Recopie les données ci-dessous en changeant "bars-group" pour "bar-group", sans toucher au reste. Pars du début des données et arrête-toi après la ligne qui contient "y-tick-label: 50 bbox=[56, 401, 72, 418]".
☆ ☆ ☆ ☆
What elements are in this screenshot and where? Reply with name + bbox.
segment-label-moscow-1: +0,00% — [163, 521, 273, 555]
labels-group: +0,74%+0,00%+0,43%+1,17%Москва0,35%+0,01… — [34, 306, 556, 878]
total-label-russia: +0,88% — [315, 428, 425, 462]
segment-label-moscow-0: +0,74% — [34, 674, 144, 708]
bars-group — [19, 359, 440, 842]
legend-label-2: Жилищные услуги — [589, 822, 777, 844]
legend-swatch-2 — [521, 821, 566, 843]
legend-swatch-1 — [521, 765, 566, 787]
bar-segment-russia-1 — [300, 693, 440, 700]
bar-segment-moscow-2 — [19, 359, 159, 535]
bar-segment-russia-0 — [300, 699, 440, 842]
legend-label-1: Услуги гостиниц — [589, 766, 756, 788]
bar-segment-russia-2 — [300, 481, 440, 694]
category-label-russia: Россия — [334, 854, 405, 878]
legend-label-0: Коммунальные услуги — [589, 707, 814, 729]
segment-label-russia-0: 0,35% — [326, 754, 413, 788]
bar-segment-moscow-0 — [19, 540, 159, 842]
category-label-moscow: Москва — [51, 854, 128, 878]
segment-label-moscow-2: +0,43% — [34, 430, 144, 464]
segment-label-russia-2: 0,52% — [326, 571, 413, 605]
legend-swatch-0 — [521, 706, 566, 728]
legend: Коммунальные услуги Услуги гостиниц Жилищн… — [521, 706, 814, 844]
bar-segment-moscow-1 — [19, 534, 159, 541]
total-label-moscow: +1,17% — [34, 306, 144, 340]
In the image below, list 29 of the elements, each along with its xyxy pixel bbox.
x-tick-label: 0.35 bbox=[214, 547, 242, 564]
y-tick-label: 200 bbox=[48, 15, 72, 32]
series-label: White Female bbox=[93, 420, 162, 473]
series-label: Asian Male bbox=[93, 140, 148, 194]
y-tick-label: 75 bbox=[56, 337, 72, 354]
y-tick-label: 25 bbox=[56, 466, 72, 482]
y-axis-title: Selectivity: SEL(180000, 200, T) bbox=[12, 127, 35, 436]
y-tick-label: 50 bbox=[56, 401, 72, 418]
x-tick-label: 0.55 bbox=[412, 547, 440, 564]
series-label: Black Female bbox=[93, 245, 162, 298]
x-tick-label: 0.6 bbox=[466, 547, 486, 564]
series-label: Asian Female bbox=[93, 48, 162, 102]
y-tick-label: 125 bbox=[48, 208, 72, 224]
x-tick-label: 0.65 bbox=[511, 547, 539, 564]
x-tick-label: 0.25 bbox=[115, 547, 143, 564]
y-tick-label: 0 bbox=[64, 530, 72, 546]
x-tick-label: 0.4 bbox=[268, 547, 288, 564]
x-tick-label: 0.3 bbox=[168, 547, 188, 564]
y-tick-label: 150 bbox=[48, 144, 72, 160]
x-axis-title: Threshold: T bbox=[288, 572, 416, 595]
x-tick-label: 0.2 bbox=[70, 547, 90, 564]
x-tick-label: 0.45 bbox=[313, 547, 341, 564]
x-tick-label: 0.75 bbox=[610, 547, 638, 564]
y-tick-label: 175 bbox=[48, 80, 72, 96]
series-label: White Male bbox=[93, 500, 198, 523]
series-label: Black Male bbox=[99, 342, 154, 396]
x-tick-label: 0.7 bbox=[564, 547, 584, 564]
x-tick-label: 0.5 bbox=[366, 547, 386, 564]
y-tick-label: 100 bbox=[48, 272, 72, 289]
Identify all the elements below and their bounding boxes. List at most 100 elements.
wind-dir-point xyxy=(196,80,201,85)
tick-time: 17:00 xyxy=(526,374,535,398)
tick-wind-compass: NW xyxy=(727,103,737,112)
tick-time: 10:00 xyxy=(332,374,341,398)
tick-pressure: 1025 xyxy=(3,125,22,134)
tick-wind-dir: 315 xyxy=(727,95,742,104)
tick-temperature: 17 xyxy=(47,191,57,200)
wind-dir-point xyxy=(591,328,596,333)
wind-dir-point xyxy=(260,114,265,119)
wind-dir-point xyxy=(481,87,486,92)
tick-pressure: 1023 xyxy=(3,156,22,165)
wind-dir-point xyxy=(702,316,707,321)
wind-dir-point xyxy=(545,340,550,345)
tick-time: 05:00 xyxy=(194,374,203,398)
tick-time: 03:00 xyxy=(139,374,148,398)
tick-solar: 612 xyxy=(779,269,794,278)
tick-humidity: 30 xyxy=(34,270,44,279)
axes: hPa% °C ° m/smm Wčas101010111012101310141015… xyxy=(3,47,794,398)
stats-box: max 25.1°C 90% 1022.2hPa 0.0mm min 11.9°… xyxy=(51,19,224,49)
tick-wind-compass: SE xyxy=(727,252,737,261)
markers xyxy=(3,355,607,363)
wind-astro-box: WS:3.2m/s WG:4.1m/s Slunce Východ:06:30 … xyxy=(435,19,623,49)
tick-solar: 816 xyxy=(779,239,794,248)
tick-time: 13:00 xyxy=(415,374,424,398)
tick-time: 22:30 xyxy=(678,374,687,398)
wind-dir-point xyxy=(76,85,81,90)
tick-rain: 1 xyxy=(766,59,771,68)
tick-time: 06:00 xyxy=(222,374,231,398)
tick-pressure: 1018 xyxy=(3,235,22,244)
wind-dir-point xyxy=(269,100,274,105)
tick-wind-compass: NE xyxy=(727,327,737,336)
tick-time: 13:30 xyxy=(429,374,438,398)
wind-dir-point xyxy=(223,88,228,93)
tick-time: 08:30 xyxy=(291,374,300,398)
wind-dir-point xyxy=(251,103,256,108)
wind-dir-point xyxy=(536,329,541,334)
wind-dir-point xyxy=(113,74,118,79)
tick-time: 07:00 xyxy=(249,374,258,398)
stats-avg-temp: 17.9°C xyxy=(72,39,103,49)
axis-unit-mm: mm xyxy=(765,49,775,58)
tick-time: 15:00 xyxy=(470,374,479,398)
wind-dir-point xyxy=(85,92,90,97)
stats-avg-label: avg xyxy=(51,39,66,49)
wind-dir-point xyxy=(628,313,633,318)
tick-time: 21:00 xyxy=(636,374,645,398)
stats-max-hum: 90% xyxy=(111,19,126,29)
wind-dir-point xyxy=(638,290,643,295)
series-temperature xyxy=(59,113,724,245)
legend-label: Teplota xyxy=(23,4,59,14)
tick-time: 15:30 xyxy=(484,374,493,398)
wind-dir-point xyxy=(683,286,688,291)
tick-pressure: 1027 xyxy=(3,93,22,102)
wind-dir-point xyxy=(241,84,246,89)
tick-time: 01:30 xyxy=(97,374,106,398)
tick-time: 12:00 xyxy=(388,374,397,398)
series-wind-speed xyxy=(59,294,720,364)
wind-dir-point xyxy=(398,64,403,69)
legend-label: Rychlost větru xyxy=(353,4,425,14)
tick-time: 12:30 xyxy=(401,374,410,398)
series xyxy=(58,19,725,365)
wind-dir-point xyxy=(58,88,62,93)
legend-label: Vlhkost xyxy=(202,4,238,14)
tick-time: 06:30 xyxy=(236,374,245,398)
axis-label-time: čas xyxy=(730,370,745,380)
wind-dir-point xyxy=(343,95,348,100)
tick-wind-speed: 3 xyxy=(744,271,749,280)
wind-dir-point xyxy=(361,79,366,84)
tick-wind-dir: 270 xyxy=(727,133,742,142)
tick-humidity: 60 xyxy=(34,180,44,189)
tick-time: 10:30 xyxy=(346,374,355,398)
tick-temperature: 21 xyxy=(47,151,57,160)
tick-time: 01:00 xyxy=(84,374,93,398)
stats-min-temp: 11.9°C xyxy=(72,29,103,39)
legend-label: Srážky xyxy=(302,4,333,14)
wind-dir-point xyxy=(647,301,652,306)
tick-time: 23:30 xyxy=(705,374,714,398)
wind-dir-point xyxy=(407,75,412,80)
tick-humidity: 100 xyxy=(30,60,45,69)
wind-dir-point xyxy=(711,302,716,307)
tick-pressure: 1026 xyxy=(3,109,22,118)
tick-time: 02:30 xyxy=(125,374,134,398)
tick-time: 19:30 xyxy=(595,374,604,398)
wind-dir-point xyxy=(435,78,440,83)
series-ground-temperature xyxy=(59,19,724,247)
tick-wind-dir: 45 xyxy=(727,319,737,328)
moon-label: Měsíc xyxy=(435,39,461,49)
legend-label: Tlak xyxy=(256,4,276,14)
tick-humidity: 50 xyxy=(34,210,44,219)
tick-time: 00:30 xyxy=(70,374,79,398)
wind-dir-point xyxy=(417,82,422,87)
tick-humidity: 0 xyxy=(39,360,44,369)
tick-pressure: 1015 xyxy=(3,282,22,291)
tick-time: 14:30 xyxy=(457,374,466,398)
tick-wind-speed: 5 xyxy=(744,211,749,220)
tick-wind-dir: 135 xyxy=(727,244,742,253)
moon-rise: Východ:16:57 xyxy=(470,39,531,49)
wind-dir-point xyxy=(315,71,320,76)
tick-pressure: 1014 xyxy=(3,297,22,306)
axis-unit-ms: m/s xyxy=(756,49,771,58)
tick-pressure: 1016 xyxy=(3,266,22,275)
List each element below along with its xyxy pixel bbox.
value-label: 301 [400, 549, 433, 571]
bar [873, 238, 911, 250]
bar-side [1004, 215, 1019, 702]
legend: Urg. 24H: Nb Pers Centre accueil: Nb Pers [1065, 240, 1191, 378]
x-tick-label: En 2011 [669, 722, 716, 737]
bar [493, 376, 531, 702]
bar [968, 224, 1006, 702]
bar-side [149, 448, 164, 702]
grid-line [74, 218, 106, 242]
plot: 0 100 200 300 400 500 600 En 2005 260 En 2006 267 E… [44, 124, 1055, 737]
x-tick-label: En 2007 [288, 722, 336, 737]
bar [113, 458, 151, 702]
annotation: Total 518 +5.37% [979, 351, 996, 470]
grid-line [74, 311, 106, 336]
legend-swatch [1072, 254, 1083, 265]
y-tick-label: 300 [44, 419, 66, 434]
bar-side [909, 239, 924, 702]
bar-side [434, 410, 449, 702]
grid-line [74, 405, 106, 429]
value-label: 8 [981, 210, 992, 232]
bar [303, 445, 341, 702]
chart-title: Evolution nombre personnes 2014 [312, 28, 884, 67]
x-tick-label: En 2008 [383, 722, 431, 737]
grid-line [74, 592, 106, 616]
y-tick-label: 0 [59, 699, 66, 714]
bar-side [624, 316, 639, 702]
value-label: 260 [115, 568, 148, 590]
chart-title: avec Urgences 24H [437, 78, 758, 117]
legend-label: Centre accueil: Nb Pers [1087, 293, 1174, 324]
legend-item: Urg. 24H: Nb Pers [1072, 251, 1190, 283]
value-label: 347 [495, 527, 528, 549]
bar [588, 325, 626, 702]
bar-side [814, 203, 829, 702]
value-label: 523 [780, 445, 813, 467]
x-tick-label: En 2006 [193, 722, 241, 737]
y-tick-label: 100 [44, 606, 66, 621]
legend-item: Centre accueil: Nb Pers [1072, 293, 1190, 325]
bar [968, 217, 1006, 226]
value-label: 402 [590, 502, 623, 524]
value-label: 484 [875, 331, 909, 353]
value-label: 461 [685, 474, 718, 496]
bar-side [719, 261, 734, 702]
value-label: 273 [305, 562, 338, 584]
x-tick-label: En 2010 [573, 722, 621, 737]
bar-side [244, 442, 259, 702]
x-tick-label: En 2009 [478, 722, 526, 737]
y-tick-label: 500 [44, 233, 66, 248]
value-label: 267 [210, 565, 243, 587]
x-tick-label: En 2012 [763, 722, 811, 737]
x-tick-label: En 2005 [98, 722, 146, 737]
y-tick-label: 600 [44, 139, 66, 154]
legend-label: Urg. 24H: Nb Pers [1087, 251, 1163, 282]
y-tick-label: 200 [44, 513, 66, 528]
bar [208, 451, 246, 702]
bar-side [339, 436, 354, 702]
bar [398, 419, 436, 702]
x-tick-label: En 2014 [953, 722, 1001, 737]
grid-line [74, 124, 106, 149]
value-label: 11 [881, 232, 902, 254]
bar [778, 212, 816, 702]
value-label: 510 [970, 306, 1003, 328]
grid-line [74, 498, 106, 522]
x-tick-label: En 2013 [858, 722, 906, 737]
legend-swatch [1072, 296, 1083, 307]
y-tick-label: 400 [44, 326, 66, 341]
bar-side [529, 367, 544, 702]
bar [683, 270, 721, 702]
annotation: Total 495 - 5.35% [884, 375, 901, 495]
☆ ☆ ☆ ☆
Résultat final:
What elements are in this screenshot and where? Reply with name + bbox.
segment-label-moscow-1: +0,00% — [163, 521, 273, 555]
labels-group: +0,74%+0,00%+0,43%+1,17%Москва0,35%+0,01… — [34, 306, 556, 878]
total-label-russia: +0,88% — [315, 428, 425, 462]
segment-label-moscow-0: +0,74% — [34, 674, 144, 708]
bar-group — [19, 359, 440, 842]
legend-label-2: Жилищные услуги — [589, 822, 777, 844]
legend-swatch-2 — [521, 821, 566, 843]
legend-swatch-1 — [521, 765, 566, 787]
bar-segment-russia-1 — [300, 693, 440, 700]
bar-segment-moscow-2 — [19, 359, 159, 535]
bar-segment-russia-0 — [300, 699, 440, 842]
legend-label-1: Услуги гостиниц — [589, 766, 756, 788]
bar-segment-russia-2 — [300, 481, 440, 694]
category-label-russia: Россия — [334, 854, 405, 878]
legend-label-0: Коммунальные услуги — [589, 707, 814, 729]
segment-label-russia-0: 0,35% — [326, 754, 413, 788]
bar-segment-moscow-0 — [19, 540, 159, 842]
category-label-moscow: Москва — [51, 854, 128, 878]
segment-label-moscow-2: +0,43% — [34, 430, 144, 464]
segment-label-russia-2: 0,52% — [326, 571, 413, 605]
legend-swatch-0 — [521, 706, 566, 728]
legend: Коммунальные услуги Услуги гостиниц Жилищн… — [521, 706, 814, 844]
bar-segment-moscow-1 — [19, 534, 159, 541]
total-label-moscow: +1,17% — [34, 306, 144, 340]
In the image below, list 29 of the elements, each along with its xyxy pixel bbox.
x-tick-label: 0.35 bbox=[214, 547, 242, 564]
y-tick-label: 200 bbox=[48, 15, 72, 32]
series-label: White Female bbox=[93, 420, 162, 473]
series-label: Asian Male bbox=[93, 140, 148, 194]
y-tick-label: 75 bbox=[56, 337, 72, 354]
y-tick-label: 25 bbox=[56, 466, 72, 482]
y-axis-title: Selectivity: SEL(180000, 200, T) bbox=[12, 127, 35, 436]
y-tick-label: 50 bbox=[56, 401, 72, 418]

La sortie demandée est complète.